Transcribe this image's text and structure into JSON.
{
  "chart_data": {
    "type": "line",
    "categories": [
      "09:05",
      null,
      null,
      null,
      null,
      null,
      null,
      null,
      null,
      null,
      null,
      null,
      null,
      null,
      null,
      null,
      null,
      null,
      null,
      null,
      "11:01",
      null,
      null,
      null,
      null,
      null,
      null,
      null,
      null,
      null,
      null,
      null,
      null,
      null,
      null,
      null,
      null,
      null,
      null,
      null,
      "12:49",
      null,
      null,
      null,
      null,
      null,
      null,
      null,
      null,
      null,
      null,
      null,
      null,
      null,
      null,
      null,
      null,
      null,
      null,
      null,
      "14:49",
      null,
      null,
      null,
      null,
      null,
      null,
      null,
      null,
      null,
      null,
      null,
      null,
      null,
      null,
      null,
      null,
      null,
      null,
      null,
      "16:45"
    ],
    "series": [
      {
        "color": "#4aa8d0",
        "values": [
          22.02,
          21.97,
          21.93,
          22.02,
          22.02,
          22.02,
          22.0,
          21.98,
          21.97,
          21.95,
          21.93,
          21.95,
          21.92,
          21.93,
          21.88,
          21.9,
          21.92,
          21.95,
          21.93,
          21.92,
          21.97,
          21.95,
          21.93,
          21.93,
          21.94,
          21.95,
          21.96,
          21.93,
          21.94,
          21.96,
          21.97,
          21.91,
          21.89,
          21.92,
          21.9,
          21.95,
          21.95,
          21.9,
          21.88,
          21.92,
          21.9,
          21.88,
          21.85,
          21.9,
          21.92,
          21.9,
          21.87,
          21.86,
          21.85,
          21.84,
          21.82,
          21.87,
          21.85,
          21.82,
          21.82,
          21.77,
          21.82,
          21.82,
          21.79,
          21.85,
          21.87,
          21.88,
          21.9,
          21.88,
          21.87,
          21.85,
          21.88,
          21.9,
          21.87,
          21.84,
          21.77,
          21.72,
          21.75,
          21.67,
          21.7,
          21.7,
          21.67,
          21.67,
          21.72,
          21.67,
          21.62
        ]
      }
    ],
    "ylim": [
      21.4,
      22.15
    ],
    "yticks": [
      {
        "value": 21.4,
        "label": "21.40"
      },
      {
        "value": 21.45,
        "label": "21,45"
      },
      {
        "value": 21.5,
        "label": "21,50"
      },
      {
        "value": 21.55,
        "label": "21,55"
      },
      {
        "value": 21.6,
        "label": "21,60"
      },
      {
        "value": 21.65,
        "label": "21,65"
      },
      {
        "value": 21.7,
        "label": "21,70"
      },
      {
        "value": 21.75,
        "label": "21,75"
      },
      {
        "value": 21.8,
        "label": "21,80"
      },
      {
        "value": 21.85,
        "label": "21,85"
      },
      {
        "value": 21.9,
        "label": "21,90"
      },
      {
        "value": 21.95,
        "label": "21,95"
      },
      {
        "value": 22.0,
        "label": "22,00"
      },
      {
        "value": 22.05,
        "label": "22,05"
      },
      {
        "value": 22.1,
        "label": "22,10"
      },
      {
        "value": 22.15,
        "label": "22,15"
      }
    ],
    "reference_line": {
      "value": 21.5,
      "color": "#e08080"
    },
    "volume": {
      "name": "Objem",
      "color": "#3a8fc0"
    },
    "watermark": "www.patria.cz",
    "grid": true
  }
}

________________

Exercise:
Report the number of lines containing the string "color" and add nothing to it.

Worked solution:
3